◆ Your task ◆
Pull every line containing "source" from the entries.

◆ Materials provided ◆
_____

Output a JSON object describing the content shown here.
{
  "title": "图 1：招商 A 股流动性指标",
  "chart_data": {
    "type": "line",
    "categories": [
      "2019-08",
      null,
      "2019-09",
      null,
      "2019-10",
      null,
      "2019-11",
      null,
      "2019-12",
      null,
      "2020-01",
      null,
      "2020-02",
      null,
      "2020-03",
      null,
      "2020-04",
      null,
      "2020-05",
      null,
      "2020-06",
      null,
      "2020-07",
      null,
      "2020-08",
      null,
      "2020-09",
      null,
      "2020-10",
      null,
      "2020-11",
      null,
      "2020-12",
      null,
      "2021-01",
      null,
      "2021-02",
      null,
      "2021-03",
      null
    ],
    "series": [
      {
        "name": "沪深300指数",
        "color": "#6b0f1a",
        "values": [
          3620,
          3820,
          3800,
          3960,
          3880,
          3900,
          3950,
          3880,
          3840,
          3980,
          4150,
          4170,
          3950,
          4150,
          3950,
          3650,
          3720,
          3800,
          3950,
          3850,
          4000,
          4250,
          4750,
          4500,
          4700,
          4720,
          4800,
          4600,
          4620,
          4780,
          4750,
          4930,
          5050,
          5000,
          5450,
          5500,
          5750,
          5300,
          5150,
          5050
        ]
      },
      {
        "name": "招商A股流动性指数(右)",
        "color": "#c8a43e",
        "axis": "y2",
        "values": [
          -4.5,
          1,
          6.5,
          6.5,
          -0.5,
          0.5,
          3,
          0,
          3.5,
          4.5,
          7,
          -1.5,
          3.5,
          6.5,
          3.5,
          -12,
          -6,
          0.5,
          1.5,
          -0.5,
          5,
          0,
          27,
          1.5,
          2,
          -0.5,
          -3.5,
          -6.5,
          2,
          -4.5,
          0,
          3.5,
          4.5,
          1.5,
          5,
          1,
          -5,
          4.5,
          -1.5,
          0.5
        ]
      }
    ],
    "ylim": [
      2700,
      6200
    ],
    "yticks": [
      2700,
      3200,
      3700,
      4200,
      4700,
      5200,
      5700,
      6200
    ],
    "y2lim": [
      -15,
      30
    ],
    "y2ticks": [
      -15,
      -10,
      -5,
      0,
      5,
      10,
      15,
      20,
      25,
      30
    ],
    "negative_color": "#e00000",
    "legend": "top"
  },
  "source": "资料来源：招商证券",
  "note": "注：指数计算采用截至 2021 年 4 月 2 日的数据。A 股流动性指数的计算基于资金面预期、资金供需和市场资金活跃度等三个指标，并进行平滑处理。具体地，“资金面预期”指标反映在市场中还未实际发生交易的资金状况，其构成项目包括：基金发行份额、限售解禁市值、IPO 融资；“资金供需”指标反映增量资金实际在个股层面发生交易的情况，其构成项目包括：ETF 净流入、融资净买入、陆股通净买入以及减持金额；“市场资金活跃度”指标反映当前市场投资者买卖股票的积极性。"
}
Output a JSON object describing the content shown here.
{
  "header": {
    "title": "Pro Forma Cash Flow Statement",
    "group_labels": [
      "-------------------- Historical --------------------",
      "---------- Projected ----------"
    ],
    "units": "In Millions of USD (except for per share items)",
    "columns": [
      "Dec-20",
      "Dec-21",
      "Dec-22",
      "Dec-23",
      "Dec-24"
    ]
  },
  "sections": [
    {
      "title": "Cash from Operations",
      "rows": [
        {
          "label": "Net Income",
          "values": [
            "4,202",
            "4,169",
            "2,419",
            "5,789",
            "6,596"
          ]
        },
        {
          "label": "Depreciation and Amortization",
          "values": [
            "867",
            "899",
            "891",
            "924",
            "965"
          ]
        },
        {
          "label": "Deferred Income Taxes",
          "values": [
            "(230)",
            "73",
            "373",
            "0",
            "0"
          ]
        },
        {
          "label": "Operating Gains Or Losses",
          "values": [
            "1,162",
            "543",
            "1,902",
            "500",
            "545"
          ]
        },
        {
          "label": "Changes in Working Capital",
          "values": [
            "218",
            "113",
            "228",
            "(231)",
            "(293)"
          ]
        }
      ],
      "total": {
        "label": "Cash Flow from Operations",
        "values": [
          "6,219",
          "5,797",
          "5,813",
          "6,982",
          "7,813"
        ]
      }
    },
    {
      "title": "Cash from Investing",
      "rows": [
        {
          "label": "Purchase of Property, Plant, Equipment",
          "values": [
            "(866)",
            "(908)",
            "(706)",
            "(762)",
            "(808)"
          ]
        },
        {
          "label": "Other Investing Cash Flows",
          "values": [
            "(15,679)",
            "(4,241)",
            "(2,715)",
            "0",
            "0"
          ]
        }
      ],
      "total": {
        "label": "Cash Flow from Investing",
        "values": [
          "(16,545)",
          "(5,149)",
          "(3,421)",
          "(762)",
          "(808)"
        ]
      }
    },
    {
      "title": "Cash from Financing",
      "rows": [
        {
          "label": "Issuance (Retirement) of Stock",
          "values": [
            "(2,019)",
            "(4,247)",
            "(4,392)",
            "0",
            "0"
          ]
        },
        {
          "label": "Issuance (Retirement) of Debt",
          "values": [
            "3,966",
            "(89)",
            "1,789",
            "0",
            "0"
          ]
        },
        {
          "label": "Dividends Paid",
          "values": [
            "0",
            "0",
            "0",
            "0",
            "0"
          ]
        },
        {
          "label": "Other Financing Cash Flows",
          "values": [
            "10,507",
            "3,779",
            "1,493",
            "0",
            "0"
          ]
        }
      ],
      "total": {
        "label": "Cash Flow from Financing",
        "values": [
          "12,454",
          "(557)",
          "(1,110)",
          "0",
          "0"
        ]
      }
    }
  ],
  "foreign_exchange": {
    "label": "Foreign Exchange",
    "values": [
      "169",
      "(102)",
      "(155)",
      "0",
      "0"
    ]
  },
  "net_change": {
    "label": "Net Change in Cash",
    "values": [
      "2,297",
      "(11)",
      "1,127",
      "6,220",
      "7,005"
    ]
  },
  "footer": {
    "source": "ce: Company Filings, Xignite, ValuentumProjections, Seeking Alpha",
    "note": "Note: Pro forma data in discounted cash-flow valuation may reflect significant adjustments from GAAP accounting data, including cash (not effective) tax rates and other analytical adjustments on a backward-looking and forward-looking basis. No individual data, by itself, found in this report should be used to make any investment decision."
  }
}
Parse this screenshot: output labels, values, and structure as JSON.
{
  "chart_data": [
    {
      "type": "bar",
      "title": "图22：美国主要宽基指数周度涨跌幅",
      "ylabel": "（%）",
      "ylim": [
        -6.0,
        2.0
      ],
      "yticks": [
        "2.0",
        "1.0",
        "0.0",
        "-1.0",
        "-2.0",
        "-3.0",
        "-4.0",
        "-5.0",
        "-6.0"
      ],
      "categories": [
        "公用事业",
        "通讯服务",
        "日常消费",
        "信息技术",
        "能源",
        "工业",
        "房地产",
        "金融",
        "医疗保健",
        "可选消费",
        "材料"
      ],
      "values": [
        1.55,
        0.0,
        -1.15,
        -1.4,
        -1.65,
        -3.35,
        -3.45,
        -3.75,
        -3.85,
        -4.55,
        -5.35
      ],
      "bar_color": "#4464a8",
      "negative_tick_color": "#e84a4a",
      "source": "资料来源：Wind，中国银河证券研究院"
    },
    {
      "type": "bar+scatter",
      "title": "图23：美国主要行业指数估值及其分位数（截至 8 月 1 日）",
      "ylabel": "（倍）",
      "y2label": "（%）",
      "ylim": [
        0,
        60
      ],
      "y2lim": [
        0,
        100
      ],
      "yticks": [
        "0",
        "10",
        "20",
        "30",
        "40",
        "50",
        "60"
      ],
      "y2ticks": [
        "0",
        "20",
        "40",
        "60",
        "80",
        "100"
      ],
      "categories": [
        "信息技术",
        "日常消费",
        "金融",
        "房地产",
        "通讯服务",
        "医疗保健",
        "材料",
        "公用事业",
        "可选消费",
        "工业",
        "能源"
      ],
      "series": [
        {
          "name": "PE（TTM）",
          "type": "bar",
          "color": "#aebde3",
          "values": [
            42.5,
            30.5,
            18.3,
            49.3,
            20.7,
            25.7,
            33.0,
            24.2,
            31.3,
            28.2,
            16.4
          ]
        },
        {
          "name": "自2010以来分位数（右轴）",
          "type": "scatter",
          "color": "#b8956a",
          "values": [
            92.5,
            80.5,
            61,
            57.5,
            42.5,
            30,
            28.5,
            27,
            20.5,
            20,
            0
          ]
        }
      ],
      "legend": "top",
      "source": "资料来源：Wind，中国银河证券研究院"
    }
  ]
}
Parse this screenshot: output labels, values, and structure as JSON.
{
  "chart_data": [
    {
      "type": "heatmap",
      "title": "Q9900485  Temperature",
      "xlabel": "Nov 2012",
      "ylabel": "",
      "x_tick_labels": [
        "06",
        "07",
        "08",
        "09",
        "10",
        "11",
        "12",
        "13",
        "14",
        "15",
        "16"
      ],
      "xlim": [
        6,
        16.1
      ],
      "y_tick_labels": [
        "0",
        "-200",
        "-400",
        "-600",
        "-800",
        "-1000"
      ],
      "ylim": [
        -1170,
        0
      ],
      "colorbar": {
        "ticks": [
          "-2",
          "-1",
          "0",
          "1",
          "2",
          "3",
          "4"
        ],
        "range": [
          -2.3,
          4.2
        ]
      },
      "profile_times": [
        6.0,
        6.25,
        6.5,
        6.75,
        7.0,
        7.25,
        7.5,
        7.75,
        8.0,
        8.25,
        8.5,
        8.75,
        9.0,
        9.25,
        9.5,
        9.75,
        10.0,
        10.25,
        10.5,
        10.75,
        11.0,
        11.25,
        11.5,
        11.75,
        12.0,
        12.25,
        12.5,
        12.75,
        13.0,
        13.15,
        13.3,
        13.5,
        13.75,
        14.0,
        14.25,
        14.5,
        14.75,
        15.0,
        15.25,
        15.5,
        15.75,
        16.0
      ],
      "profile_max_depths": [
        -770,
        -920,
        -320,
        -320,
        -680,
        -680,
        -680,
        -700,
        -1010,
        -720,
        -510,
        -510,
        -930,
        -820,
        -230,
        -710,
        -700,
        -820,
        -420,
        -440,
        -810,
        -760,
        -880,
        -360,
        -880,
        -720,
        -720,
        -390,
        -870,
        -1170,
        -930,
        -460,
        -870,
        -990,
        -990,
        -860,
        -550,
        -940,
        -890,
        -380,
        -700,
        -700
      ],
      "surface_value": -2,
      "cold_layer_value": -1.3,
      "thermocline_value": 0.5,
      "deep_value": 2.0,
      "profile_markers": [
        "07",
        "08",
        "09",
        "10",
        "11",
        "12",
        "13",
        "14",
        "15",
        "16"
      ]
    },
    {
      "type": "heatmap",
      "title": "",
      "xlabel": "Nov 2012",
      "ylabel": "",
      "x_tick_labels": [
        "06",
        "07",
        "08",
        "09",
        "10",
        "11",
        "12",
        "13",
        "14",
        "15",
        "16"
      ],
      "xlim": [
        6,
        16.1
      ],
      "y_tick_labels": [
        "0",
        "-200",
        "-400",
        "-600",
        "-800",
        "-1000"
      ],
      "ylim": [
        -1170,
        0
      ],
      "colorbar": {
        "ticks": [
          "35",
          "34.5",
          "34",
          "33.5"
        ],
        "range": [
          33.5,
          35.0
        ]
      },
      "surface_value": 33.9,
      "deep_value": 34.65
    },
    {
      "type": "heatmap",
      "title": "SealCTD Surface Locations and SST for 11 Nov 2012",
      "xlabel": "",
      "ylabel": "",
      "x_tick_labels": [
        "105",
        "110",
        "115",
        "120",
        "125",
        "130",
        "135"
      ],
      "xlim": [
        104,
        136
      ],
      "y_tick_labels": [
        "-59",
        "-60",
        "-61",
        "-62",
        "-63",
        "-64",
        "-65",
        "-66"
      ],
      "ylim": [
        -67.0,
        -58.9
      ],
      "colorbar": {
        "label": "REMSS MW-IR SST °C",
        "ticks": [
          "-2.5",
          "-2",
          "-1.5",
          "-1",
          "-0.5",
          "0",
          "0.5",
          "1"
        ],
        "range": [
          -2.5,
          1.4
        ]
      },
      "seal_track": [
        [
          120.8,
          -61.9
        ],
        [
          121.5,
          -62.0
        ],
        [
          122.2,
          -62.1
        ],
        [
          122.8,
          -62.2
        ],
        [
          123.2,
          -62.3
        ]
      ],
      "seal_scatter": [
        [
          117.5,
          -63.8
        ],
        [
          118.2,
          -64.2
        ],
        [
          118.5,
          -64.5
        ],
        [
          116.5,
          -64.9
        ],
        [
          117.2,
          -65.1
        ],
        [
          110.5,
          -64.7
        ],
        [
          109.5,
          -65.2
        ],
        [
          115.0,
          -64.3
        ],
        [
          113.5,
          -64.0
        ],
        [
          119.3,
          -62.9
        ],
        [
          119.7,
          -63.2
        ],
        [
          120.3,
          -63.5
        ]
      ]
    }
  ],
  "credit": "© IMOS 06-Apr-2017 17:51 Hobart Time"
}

_____

◆ Solution for this exercise ◆
  "source": "资料来源：招商证券",
    "source": "ce: Company Filings, Xignite, ValuentumProjections, Seeking Alpha",
      "source": "资料来源：Wind，中国银河证券研究院"
      "source": "资料来源：Wind，中国银河证券研究院"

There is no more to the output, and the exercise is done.